◆ Work to be completed: Pick every line with "clothing" from the material below.

********

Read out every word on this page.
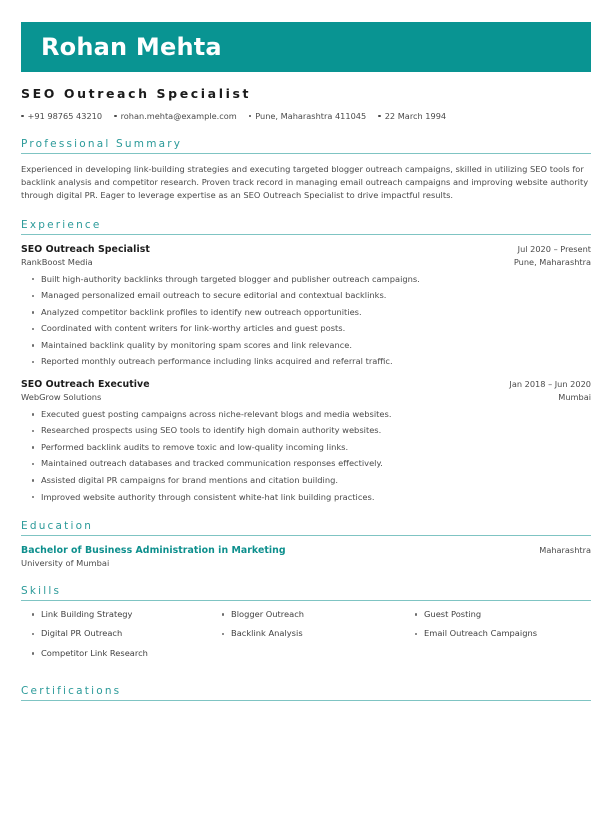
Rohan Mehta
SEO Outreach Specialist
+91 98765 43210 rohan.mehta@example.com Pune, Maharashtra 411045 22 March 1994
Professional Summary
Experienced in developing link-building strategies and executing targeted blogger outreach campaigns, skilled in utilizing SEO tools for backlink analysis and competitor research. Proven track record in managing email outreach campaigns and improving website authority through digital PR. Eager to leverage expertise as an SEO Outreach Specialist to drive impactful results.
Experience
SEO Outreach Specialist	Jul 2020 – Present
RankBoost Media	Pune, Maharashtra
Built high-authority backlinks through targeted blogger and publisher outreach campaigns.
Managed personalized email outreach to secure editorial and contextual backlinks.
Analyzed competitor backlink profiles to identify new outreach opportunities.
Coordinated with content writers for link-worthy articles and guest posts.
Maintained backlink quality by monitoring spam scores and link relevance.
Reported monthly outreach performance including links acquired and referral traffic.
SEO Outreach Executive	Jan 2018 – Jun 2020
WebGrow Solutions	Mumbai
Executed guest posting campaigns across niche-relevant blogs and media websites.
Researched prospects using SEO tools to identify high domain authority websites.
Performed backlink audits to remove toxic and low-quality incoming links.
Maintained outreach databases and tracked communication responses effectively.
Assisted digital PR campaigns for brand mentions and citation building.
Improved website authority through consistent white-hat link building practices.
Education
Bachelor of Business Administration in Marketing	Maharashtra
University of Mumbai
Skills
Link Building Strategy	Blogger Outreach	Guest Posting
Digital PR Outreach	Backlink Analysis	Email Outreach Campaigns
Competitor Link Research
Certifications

********

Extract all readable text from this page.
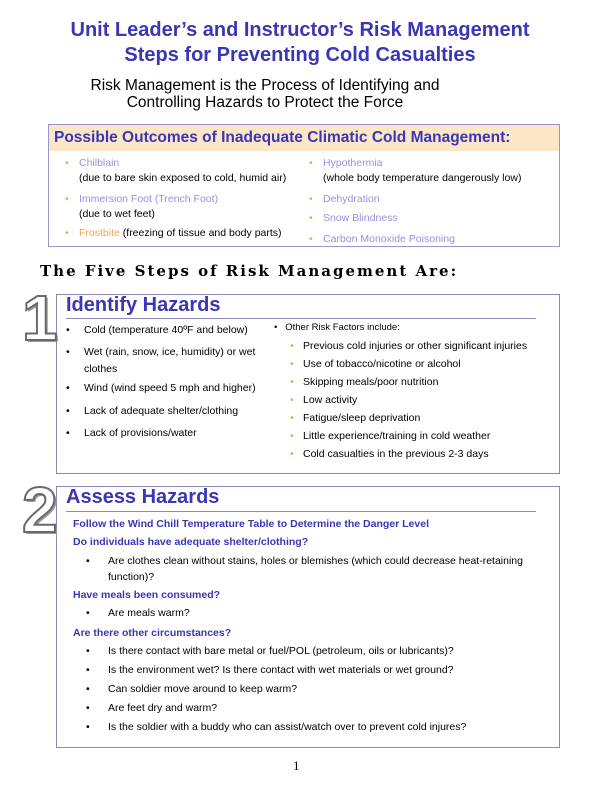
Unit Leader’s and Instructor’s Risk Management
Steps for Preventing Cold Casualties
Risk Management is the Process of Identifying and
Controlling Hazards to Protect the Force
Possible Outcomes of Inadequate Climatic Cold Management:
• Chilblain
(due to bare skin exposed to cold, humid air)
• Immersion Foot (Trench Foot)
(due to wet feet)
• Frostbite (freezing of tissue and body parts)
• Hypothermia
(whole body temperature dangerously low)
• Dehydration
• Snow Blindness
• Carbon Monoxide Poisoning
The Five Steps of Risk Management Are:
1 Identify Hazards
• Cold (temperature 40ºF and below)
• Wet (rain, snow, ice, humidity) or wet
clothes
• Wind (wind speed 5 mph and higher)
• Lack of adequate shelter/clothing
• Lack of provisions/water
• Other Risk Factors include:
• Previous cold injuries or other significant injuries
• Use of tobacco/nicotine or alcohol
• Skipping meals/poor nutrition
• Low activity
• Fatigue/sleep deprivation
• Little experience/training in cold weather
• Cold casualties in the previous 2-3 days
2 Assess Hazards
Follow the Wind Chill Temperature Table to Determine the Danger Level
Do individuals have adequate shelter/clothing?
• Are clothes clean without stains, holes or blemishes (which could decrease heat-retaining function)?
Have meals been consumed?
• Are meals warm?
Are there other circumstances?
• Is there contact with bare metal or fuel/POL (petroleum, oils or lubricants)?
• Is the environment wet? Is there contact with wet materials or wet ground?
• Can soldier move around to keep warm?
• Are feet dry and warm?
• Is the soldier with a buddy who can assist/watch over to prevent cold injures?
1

********

◆ Full solution:
• Lack of adequate shelter/clothing
Do individuals have adequate shelter/clothing?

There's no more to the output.